• _AIM_
Gather all lines in the data that hold the string "JSON".

(Excerpts from a figure dataset)
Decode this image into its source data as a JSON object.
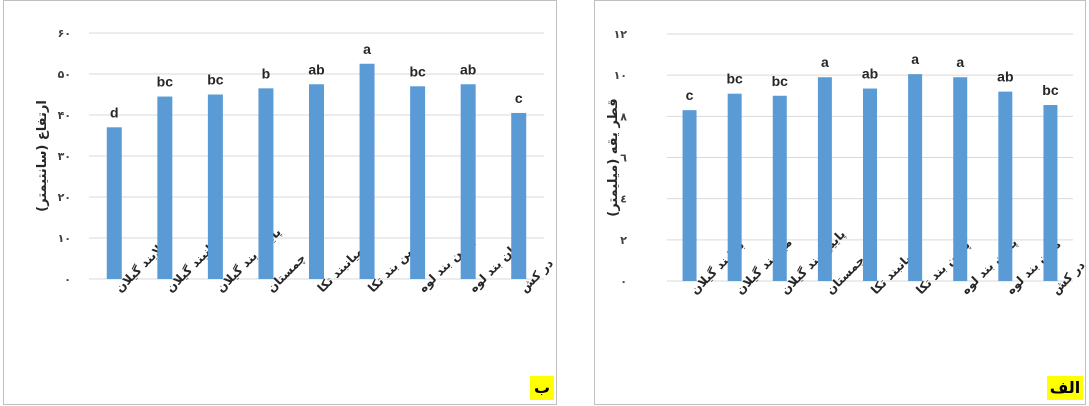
{
  "chart_data": [
    {
      "id": "b",
      "type": "bar",
      "panel_label": "ب",
      "ylabel": "ارتفاع (سانتیمتر)",
      "xlabel": "",
      "title": "",
      "ylim": [
        0,
        60
      ],
      "yticks": [
        0,
        10,
        20,
        30,
        40,
        50,
        60
      ],
      "ytick_labels": [
        "۰",
        "۱۰",
        "۲۰",
        "۳۰",
        "۴۰",
        "۵۰",
        "۶۰"
      ],
      "grid": true,
      "bar_color": "#5b9bd5",
      "categories": [
        "بالابند گیلان",
        "میانبند گیلان",
        "پایین بند گیلان",
        "چمستان",
        "میانبند تکا",
        "پایین بند تکا",
        "پایین بند لوه",
        "میان بند لوه",
        "در کش"
      ],
      "values": [
        37,
        44.5,
        45,
        46.5,
        47.5,
        52.5,
        47,
        47.5,
        40.5
      ],
      "data_labels": [
        "d",
        "bc",
        "bc",
        "b",
        "ab",
        "a",
        "bc",
        "ab",
        "c"
      ]
    },
    {
      "id": "a",
      "type": "bar",
      "panel_label": "الف",
      "ylabel": "قطر یقه (میلیمتر)",
      "xlabel": "",
      "title": "",
      "ylim": [
        0,
        12
      ],
      "yticks": [
        0,
        2,
        4,
        6,
        8,
        10,
        12
      ],
      "ytick_labels": [
        "۰",
        "۲",
        "٤",
        "٦",
        "۸",
        "۱۰",
        "۱۲"
      ],
      "grid": true,
      "bar_color": "#5b9bd5",
      "categories": [
        "بالابند گیلان",
        "میانبند گیلان",
        "پایین بند گیلان",
        "چمستان",
        "میانبند تکا",
        "پایین بند تکا",
        "پایین بند لوه",
        "میان بند لوه",
        "در کش"
      ],
      "values": [
        8.3,
        9.1,
        9.0,
        9.9,
        9.35,
        10.05,
        9.9,
        9.2,
        8.55
      ],
      "data_labels": [
        "c",
        "bc",
        "bc",
        "a",
        "ab",
        "a",
        "a",
        "ab",
        "bc"
      ]
    }
  ]
}
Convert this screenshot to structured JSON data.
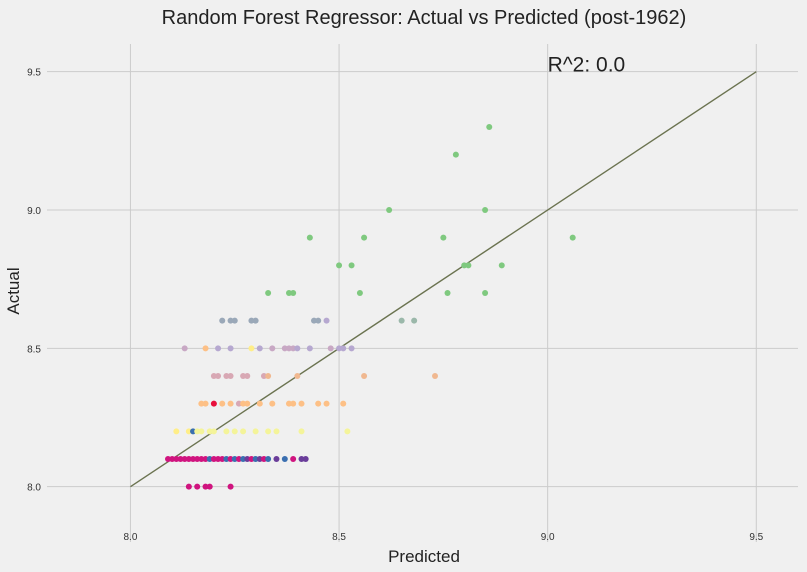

• _RESULT OF THIS TASK_
Decode this image into its source data as a JSON object.
Convert this screenshot to structured JSON data.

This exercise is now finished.